-- START OF RECORDS SUPPLIED --

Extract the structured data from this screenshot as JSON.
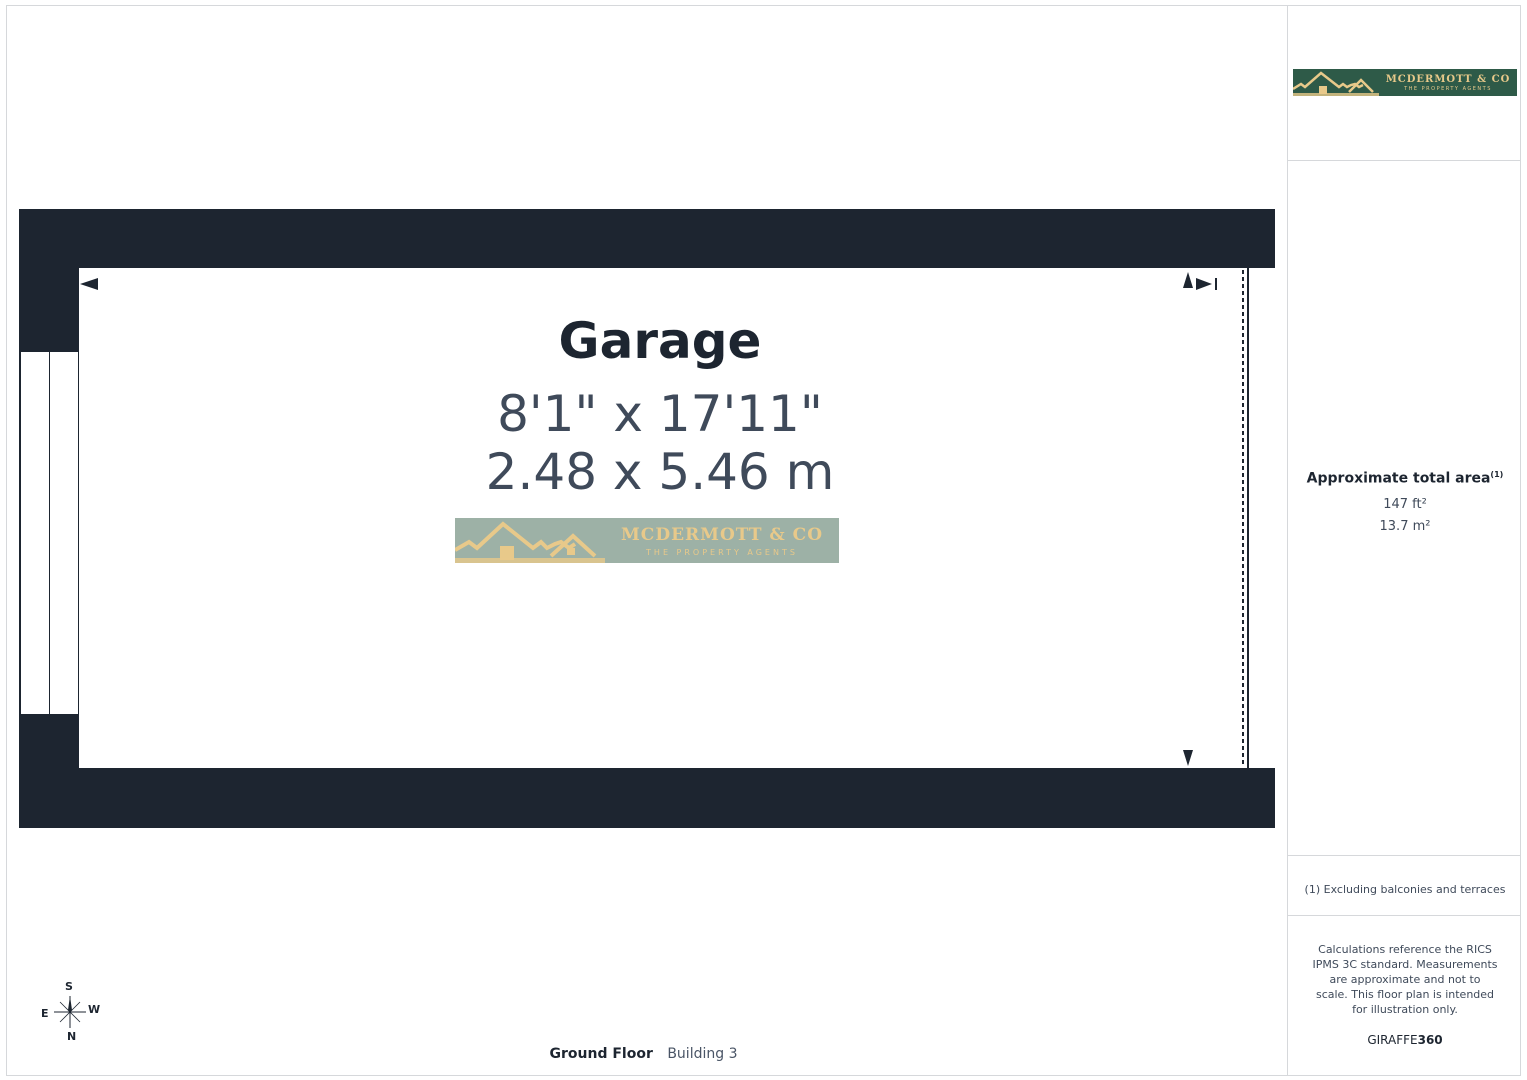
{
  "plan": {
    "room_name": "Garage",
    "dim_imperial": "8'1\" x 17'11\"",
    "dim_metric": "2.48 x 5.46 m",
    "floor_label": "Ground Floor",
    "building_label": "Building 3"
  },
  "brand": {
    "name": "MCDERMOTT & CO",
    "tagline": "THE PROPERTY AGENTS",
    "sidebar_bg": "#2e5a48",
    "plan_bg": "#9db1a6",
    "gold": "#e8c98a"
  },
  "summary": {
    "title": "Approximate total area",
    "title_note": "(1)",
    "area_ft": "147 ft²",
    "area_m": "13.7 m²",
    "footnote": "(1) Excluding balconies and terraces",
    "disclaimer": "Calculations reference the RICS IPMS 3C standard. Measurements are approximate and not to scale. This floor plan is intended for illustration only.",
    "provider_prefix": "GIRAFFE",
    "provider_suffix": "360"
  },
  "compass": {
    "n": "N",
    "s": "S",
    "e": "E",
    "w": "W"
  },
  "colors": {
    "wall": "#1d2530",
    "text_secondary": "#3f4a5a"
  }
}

-- END OF RECORDS SUPPLIED --
-- START OF RECORDS SUPPLIED --

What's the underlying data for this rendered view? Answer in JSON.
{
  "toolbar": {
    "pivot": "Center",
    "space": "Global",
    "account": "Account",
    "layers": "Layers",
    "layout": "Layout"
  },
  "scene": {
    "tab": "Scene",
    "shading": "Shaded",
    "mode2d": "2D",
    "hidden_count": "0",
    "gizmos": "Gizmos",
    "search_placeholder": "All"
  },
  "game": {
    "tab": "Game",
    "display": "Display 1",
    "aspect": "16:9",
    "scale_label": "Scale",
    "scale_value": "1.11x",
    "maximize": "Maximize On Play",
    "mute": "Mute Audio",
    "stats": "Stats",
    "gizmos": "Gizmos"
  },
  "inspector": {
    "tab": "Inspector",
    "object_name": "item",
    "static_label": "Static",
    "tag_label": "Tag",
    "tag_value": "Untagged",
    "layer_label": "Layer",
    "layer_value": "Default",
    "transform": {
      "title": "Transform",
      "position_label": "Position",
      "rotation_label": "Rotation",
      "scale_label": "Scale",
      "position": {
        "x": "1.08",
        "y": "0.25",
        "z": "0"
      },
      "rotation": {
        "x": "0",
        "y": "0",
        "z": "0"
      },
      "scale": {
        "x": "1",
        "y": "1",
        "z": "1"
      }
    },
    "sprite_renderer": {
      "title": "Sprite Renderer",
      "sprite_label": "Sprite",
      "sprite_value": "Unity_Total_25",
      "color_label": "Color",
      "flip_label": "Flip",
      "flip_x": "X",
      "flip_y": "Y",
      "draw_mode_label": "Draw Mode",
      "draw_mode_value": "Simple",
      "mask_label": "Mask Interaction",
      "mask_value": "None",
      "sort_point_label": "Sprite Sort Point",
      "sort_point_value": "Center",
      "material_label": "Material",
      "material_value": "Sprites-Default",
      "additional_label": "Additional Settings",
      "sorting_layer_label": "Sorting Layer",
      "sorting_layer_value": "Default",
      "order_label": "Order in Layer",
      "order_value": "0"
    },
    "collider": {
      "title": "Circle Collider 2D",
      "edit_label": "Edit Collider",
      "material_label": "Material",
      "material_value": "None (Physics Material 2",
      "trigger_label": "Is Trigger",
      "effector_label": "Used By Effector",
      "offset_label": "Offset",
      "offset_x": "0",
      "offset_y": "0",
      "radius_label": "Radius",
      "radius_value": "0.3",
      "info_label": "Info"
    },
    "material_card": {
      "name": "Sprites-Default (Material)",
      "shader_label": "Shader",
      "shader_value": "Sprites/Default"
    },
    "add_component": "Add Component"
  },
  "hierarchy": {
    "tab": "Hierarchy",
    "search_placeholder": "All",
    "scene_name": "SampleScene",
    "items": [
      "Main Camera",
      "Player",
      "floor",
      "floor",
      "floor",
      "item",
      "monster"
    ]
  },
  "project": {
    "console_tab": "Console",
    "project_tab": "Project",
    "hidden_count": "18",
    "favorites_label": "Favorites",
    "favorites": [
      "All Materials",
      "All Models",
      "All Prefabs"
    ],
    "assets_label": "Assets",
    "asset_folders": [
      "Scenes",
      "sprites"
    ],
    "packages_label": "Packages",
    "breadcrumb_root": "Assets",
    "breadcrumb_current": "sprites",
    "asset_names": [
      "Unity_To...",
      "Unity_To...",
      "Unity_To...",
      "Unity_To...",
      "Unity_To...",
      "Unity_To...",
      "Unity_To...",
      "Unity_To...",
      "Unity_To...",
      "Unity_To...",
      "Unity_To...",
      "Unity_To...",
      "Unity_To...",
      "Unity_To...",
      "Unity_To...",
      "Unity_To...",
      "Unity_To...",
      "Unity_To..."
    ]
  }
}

-- END OF RECORDS SUPPLIED --

Copy out the lines that hold "JSON".

» **TASK ANSWER**:
Extract the structured data from this screenshot as JSON.
What's the underlying data for this rendered view? Answer in JSON.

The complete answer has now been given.